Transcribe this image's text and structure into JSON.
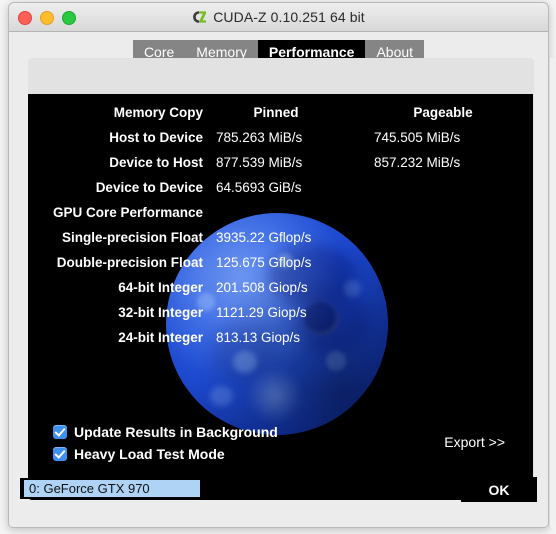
{
  "window": {
    "title": "CUDA-Z 0.10.251 64 bit",
    "icon": "cuda-z-logo-icon",
    "traffic_lights": [
      "close",
      "minimize",
      "maximize"
    ]
  },
  "tabs": [
    {
      "label": "Core",
      "active": false
    },
    {
      "label": "Memory",
      "active": false
    },
    {
      "label": "Performance",
      "active": true
    },
    {
      "label": "About",
      "active": false
    }
  ],
  "results": {
    "headers": {
      "label": "Memory Copy",
      "pinned": "Pinned",
      "pageable": "Pageable"
    },
    "rows": [
      {
        "label": "Host to Device",
        "pinned": "785.263 MiB/s",
        "pageable": "745.505 MiB/s"
      },
      {
        "label": "Device to Host",
        "pinned": "877.539 MiB/s",
        "pageable": "857.232 MiB/s"
      },
      {
        "label": "Device to Device",
        "pinned": "64.5693 GiB/s",
        "pageable": ""
      }
    ],
    "section_header": "GPU Core Performance",
    "perf_rows": [
      {
        "label": "Single-precision Float",
        "value": "3935.22 Gflop/s"
      },
      {
        "label": "Double-precision Float",
        "value": "125.675 Gflop/s"
      },
      {
        "label": "64-bit Integer",
        "value": "201.508 Giop/s"
      },
      {
        "label": "32-bit Integer",
        "value": "1121.29 Giop/s"
      },
      {
        "label": "24-bit Integer",
        "value": "813.13 Giop/s"
      }
    ]
  },
  "options": [
    {
      "label": "Update Results in Background",
      "checked": true
    },
    {
      "label": "Heavy Load Test Mode",
      "checked": true
    }
  ],
  "export": {
    "label": "Export >>"
  },
  "bottom": {
    "device_selected": "0: GeForce GTX 970",
    "ok_label": "OK"
  },
  "colors": {
    "panel_bg": "#000000",
    "tab_inactive": "#858585",
    "tab_active": "#000000",
    "checkbox": "#3d8ff0",
    "selection_highlight": "#aed3f4",
    "moon_blue": "#2f62e4",
    "window_chrome": "#ececec"
  }
}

*THE PROBLEM*:
Scan the listing above. Collect all lines with the word "Giop".

*ANSWER TO THIS TASK*:
        "value": "201.508 Giop/s"
        "value": "1121.29 Giop/s"
        "value": "813.13 Giop/s"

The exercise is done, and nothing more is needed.